::: Given data :::

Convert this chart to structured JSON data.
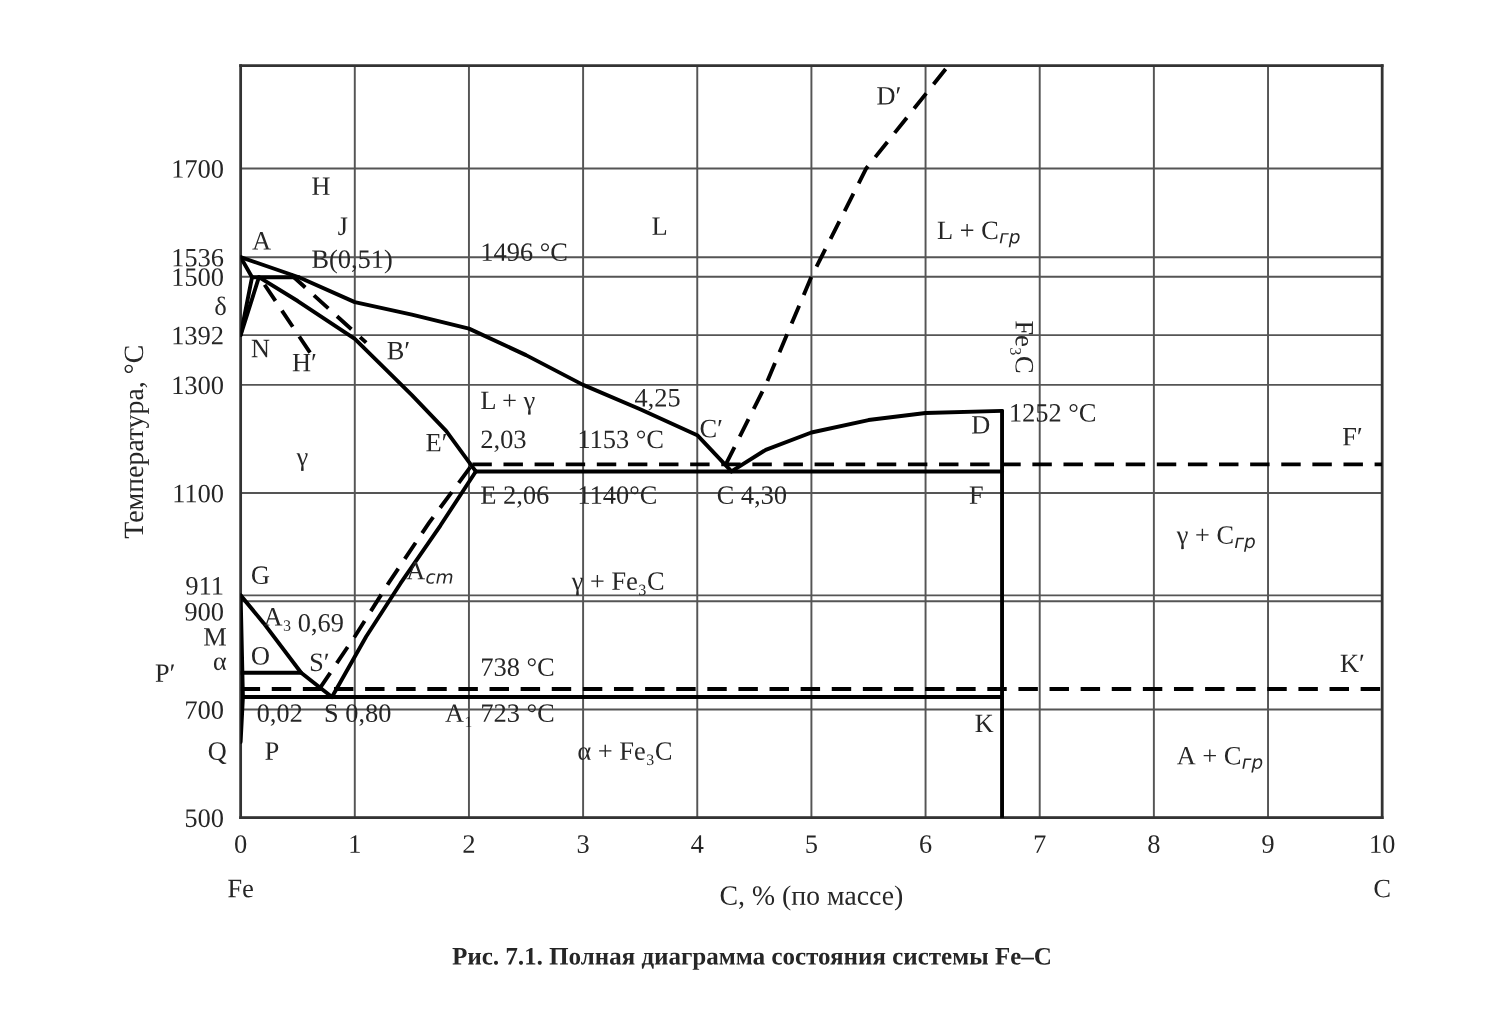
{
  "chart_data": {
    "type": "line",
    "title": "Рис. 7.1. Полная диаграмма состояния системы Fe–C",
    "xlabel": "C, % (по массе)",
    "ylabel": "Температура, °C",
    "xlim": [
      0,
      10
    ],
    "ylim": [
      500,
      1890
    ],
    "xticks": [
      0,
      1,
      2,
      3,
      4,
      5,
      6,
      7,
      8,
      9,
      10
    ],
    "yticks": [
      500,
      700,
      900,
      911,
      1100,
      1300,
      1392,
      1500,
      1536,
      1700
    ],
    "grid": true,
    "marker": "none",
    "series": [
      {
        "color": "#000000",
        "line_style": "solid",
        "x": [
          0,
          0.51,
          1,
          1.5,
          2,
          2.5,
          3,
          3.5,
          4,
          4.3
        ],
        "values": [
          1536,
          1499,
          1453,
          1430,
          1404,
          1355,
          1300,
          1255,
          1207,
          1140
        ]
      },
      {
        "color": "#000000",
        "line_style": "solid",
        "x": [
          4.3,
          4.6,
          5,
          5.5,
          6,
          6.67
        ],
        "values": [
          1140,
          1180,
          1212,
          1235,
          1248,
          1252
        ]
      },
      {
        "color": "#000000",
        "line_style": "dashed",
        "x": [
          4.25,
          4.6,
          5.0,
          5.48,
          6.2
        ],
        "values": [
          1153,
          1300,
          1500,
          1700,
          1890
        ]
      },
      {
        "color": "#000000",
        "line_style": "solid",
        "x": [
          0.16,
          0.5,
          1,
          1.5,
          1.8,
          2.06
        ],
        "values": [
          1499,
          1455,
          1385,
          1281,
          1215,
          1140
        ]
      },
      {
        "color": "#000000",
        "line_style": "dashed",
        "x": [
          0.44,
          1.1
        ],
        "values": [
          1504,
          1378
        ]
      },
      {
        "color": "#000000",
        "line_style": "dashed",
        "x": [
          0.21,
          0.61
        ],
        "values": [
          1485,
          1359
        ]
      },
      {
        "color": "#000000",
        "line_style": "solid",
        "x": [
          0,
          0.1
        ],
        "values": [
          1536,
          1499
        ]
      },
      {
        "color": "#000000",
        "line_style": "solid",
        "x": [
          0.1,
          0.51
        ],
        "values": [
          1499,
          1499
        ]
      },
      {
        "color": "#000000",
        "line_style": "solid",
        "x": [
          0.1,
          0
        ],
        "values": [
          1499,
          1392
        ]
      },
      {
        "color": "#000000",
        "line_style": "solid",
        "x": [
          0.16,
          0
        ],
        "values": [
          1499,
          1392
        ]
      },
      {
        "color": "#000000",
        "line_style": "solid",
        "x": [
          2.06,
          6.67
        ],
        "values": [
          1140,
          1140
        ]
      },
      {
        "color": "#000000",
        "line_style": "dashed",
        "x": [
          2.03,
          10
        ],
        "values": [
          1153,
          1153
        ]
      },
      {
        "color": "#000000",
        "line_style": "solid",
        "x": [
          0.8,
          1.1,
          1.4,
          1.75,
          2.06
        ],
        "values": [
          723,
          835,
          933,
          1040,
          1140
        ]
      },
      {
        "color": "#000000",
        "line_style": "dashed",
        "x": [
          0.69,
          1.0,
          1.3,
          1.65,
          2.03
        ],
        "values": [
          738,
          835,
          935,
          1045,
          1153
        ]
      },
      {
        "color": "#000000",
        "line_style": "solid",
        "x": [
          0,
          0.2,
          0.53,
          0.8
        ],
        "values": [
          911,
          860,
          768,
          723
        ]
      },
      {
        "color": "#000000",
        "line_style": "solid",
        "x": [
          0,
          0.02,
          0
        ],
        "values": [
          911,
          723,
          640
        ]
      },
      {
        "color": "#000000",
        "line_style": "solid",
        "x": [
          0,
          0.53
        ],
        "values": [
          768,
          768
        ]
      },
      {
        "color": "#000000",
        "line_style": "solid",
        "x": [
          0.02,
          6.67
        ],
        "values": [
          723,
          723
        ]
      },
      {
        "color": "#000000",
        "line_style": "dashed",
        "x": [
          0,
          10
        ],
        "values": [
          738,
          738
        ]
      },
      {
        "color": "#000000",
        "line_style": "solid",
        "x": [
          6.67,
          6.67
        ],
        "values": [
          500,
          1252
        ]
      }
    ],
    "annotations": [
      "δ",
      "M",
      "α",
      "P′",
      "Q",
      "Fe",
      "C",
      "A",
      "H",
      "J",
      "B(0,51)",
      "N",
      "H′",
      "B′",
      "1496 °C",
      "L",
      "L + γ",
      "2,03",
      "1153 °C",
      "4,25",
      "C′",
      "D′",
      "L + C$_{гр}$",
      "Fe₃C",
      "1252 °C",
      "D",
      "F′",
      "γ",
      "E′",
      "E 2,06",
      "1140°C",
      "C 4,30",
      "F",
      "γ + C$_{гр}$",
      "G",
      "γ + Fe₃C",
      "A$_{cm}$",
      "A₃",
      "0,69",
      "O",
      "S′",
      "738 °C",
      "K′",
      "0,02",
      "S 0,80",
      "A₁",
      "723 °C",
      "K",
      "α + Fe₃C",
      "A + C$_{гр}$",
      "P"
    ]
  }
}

:::

Goal of the exercise — Give the entries again without a single change, but with no pictures.

Output —
Convert this chart to structured JSON data.
{
  "chart_data": {
    "type": "line",
    "title": "Рис. 7.1. Полная диаграмма состояния системы Fe–C",
    "xlabel": "C, % (по массе)",
    "ylabel": "Температура, °C",
    "xlim": [
      0,
      10
    ],
    "ylim": [
      500,
      1890
    ],
    "xticks": [
      0,
      1,
      2,
      3,
      4,
      5,
      6,
      7,
      8,
      9,
      10
    ],
    "yticks": [
      500,
      700,
      900,
      911,
      1100,
      1300,
      1392,
      1500,
      1536,
      1700
    ],
    "grid": true,
    "marker": "none",
    "series": [
      {
        "color": "#000000",
        "line_style": "solid",
        "x": [
          0,
          0.51,
          1,
          1.5,
          2,
          2.5,
          3,
          3.5,
          4,
          4.3
        ],
        "values": [
          1536,
          1499,
          1453,
          1430,
          1404,
          1355,
          1300,
          1255,
          1207,
          1140
        ]
      },
      {
        "color": "#000000",
        "line_style": "solid",
        "x": [
          4.3,
          4.6,
          5,
          5.5,
          6,
          6.67
        ],
        "values": [
          1140,
          1180,
          1212,
          1235,
          1248,
          1252
        ]
      },
      {
        "color": "#000000",
        "line_style": "dashed",
        "x": [
          4.25,
          4.6,
          5.0,
          5.48,
          6.2
        ],
        "values": [
          1153,
          1300,
          1500,
          1700,
          1890
        ]
      },
      {
        "color": "#000000",
        "line_style": "solid",
        "x": [
          0.16,
          0.5,
          1,
          1.5,
          1.8,
          2.06
        ],
        "values": [
          1499,
          1455,
          1385,
          1281,
          1215,
          1140
        ]
      },
      {
        "color": "#000000",
        "line_style": "dashed",
        "x": [
          0.44,
          1.1
        ],
        "values": [
          1504,
          1378
        ]
      },
      {
        "color": "#000000",
        "line_style": "dashed",
        "x": [
          0.21,
          0.61
        ],
        "values": [
          1485,
          1359
        ]
      },
      {
        "color": "#000000",
        "line_style": "solid",
        "x": [
          0,
          0.1
        ],
        "values": [
          1536,
          1499
        ]
      },
      {
        "color": "#000000",
        "line_style": "solid",
        "x": [
          0.1,
          0.51
        ],
        "values": [
          1499,
          1499
        ]
      },
      {
        "color": "#000000",
        "line_style": "solid",
        "x": [
          0.1,
          0
        ],
        "values": [
          1499,
          1392
        ]
      },
      {
        "color": "#000000",
        "line_style": "solid",
        "x": [
          0.16,
          0
        ],
        "values": [
          1499,
          1392
        ]
      },
      {
        "color": "#000000",
        "line_style": "solid",
        "x": [
          2.06,
          6.67
        ],
        "values": [
          1140,
          1140
        ]
      },
      {
        "color": "#000000",
        "line_style": "dashed",
        "x": [
          2.03,
          10
        ],
        "values": [
          1153,
          1153
        ]
      },
      {
        "color": "#000000",
        "line_style": "solid",
        "x": [
          0.8,
          1.1,
          1.4,
          1.75,
          2.06
        ],
        "values": [
          723,
          835,
          933,
          1040,
          1140
        ]
      },
      {
        "color": "#000000",
        "line_style": "dashed",
        "x": [
          0.69,
          1.0,
          1.3,
          1.65,
          2.03
        ],
        "values": [
          738,
          835,
          935,
          1045,
          1153
        ]
      },
      {
        "color": "#000000",
        "line_style": "solid",
        "x": [
          0,
          0.2,
          0.53,
          0.8
        ],
        "values": [
          911,
          860,
          768,
          723
        ]
      },
      {
        "color": "#000000",
        "line_style": "solid",
        "x": [
          0,
          0.02,
          0
        ],
        "values": [
          911,
          723,
          640
        ]
      },
      {
        "color": "#000000",
        "line_style": "solid",
        "x": [
          0,
          0.53
        ],
        "values": [
          768,
          768
        ]
      },
      {
        "color": "#000000",
        "line_style": "solid",
        "x": [
          0.02,
          6.67
        ],
        "values": [
          723,
          723
        ]
      },
      {
        "color": "#000000",
        "line_style": "dashed",
        "x": [
          0,
          10
        ],
        "values": [
          738,
          738
        ]
      },
      {
        "color": "#000000",
        "line_style": "solid",
        "x": [
          6.67,
          6.67
        ],
        "values": [
          500,
          1252
        ]
      }
    ],
    "annotations": [
      "δ",
      "M",
      "α",
      "P′",
      "Q",
      "Fe",
      "C",
      "A",
      "H",
      "J",
      "B(0,51)",
      "N",
      "H′",
      "B′",
      "1496 °C",
      "L",
      "L + γ",
      "2,03",
      "1153 °C",
      "4,25",
      "C′",
      "D′",
      "L + C$_{гр}$",
      "Fe₃C",
      "1252 °C",
      "D",
      "F′",
      "γ",
      "E′",
      "E 2,06",
      "1140°C",
      "C 4,30",
      "F",
      "γ + C$_{гр}$",
      "G",
      "γ + Fe₃C",
      "A$_{cm}$",
      "A₃",
      "0,69",
      "O",
      "S′",
      "738 °C",
      "K′",
      "0,02",
      "S 0,80",
      "A₁",
      "723 °C",
      "K",
      "α + Fe₃C",
      "A + C$_{гр}$",
      "P"
    ]
  }
}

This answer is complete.